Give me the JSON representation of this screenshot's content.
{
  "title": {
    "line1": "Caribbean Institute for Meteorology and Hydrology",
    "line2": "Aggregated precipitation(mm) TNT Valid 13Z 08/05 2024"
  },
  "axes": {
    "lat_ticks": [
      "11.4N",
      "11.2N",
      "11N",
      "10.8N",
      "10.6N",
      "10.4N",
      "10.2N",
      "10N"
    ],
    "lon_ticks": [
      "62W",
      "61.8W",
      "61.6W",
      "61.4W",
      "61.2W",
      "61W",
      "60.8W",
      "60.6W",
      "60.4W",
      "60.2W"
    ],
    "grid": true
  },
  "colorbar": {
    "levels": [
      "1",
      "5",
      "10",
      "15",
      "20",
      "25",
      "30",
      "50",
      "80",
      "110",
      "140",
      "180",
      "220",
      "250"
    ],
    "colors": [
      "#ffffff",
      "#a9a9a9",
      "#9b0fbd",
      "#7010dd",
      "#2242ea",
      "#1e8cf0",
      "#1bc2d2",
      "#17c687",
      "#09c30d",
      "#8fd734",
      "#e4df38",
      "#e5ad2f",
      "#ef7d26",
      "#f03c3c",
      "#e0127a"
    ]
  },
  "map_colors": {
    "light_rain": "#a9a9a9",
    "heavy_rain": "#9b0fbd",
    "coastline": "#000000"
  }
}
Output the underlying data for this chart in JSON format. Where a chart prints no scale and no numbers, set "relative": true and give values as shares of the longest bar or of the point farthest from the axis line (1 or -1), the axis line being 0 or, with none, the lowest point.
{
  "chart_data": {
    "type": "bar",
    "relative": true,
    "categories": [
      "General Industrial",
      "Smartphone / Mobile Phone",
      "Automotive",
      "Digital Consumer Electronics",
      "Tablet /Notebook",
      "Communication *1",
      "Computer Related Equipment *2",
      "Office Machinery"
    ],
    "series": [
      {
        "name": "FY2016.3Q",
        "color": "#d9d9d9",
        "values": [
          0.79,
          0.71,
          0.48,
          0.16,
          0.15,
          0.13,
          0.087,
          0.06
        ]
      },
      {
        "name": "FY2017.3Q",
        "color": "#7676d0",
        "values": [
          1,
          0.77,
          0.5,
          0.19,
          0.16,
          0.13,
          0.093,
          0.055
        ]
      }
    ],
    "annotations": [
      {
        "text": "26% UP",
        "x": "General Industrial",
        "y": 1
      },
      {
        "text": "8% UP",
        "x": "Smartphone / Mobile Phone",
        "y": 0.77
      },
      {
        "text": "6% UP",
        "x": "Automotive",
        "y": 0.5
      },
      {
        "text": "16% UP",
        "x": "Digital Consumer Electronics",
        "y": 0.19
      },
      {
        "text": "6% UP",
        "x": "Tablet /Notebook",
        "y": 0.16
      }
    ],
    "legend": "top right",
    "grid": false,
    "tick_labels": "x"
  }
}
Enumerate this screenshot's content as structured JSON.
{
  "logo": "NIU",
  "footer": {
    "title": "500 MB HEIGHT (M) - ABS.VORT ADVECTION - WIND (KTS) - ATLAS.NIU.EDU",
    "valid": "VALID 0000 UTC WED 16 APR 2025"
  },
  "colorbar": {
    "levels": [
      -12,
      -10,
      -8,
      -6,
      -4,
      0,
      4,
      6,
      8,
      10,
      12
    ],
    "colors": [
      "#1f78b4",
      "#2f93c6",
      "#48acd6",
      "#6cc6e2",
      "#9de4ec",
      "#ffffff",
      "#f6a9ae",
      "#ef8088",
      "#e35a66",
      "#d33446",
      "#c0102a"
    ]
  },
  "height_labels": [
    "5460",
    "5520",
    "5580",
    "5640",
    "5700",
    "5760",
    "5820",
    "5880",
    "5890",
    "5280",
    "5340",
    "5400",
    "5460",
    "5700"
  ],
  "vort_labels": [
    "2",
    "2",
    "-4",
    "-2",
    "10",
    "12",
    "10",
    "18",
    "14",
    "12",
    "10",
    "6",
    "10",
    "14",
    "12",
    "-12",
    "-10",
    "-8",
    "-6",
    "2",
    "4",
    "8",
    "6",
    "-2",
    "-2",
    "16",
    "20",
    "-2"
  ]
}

*-*-*

WRITTEN INSTRUCTION: Pull out every line of the records above that contains the word "Industrial".

SOLUTION:
      "General Industrial",
        "x": "General Industrial",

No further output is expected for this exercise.